━━━━━ 本文 ━━━━━

さまざまなスタートアップ企業の科学者らが「薄毛」の問題解決を可能にする皮膚細胞の作製に取り組んでいる。とくに、遺伝子工学の最先端を追う生物学者らは、人間の発毛能力を回復できる可能性のある細胞を新たに創り出すことで、薄毛の問題を解決しようとしている。
「ヒトの毛がふさふさと生えているマウス」も公開
スタートアップ企業のdNovo社は、ラボだけでなく動物に対しても毛髪細胞を培養する技術に取り組んでおり、「ヒトの毛がふさふさと生えているマウス」も公開している。スタンフォード大学出身の生物学者で、dNovo社の創業者でもあるエルネスト・ルハン氏によると、一般細胞を「リプログラミング」することで、毛包を構成している要素を作り出せるという。また、この手法によって薄毛の根本原因を解決できる可能性にも期待しており、どんな細胞でも細胞内の遺伝子配列を変更することで毛髪幹細胞に変更できるとも述べた。
また、ルハン氏によれば、「細胞をある状態から別の状態へと変えることができる」という。「薄毛」は、リプログラミング技術によって阻止できる加齢の症状の一例にすぎない。Altos Labs社はリプログラミング技術を使って、若返りの可能性を探る計画を持っているし、別のスタートアップ企業Conception社は、血液細胞をヒトの卵子に変換させて妊孕性(妊娠する力)を高める手法を研究中だ。
科学者たちは2000年代初期の時点で、ほぼすべての種類の細胞、神経、心筋を作製し、無限に提供できるとわかっていた。iPS細胞研究の山中伸弥博士が、どんな種類の組織も胚の中の細胞に類似する幹細胞へと変えられる容易な作製方法を発明したためだ。
「ラボで育った細胞を元の身体に戻す」

━━━━━

- 設問:
**A)** 本文によると、dNovo社の創業者は誰か。
**B)** 本文の「また、ルハン氏によれば」で始まる段落を、要点を残して箇条書きに短くまとめよ。
**C)** 本文のうち、"さまざまなスタートアップ企業"で始まり"細胞に変更できるとも述べた。"で終わる部分を、一字も変えずに書き写せ。

━━━━━ 利用可能なデータ ━━━━━

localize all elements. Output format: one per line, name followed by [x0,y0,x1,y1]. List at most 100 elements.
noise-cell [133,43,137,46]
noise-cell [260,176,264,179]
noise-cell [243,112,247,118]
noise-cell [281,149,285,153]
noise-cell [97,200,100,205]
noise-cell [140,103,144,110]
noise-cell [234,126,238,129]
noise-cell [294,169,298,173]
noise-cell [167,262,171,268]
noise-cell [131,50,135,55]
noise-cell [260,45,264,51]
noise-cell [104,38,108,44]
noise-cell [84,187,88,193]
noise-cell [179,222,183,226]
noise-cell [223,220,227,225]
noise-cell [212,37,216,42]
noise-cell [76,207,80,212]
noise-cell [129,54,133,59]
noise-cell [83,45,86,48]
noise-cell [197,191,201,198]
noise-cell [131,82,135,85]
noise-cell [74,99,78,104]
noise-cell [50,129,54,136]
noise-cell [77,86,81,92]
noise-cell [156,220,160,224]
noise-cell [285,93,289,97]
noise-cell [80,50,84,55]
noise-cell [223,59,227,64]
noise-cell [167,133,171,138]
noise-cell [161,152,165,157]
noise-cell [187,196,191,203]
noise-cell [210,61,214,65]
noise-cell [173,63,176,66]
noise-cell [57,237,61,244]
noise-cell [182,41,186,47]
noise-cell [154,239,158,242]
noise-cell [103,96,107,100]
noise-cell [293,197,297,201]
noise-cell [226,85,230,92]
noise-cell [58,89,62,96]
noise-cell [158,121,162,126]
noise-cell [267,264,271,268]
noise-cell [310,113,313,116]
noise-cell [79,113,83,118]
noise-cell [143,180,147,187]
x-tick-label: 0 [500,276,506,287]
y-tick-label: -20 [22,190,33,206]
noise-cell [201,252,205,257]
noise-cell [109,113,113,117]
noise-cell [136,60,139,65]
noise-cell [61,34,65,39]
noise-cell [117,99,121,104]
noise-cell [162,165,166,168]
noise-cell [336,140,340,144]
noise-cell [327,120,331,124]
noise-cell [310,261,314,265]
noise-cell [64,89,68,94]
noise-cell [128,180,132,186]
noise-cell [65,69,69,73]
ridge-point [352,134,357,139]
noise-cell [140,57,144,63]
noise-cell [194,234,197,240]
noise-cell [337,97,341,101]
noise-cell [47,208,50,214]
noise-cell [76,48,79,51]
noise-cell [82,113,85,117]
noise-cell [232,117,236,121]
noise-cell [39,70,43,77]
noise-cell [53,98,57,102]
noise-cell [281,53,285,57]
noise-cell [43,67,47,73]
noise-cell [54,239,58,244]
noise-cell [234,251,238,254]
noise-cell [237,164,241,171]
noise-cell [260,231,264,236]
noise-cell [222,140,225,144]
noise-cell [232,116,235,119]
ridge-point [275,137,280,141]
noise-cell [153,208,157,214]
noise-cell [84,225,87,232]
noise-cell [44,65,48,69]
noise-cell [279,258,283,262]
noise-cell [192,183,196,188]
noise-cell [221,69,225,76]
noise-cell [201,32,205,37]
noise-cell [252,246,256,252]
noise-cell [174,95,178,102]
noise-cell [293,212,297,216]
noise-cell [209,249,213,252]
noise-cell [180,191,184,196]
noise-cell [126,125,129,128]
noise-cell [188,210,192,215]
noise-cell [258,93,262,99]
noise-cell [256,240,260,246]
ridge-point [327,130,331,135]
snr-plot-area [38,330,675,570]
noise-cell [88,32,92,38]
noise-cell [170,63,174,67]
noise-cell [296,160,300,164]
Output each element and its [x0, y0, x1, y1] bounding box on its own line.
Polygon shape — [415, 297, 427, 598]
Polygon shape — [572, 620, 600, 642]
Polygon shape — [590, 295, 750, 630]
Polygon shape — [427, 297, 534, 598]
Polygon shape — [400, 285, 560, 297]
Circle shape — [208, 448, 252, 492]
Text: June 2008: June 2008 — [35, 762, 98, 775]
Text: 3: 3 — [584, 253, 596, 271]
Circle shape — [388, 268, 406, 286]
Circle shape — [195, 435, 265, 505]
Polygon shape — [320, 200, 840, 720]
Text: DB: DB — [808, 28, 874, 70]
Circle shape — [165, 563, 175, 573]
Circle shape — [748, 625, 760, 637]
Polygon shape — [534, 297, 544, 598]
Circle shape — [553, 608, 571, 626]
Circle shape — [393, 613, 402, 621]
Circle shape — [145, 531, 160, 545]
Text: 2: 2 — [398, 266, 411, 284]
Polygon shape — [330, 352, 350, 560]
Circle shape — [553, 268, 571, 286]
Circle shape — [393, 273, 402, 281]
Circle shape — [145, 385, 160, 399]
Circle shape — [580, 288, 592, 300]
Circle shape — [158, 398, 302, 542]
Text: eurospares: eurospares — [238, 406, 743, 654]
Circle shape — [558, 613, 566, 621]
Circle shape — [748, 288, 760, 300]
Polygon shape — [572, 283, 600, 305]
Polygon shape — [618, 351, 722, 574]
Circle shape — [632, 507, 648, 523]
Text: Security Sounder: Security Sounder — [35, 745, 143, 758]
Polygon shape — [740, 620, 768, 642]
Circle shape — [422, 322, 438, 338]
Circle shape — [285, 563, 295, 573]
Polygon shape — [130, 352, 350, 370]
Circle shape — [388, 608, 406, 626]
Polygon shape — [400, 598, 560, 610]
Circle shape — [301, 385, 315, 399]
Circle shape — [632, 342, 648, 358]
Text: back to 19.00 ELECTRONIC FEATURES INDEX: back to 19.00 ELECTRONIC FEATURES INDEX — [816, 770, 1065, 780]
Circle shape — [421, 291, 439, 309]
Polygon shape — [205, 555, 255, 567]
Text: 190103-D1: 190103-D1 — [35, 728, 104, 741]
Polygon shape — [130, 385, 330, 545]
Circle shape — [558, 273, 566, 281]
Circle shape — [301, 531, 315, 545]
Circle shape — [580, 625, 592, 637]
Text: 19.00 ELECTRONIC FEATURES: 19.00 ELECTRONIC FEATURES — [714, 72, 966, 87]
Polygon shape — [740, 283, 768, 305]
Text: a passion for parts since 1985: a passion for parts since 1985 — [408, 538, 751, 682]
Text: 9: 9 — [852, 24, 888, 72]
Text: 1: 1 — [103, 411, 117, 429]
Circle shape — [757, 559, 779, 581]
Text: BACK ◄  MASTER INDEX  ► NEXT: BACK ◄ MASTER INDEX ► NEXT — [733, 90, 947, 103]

━━━━━

- 解答:
**A)** スタンフォード大学出身の生物学者、エルネスト・ルハン氏。

**B)**
- ルハン氏によると、細胞はある状態から別の状態へ変えられる。
- 薄毛は、リプログラミング技術で阻止できる加齢の症状の一例にすぎない。
- Altos Labs社は、この技術で若返りの可能性を探る計画を持つ。
- Conception社は、血液細胞をヒトの卵子に変えて妊孕性を高める手法を研究中である。

**C)**
さまざまなスタートアップ企業の科学者らが「薄毛」の問題解決を可能にする皮膚細胞の作製に取り組んでいる。とくに、遺伝子工学の最先端を追う生物学者らは、人間の発毛能力を回復できる可能性のある細胞を新たに創り出すことで、薄毛の問題を解決しようとしている。
「ヒトの毛がふさふさと生えているマウス」も公開
スタートアップ企業のdNovo社は、ラボだけでなく動物に対しても毛髪細胞を培養する技術に取り組んでおり、「ヒトの毛がふさふさと生えているマウス」も公開している。スタンフォード大学出身の生物学者で、dNovo社の創業者でもあるエルネスト・ルハン氏によると、一般細胞を「リプログラミング」することで、毛包を構成している要素を作り出せるという。また、この手法によって薄毛の根本原因を解決できる可能性にも期待しており、どんな細胞でも細胞内の遺伝子配列を変更することで毛髪幹細胞に変更できるとも述べた。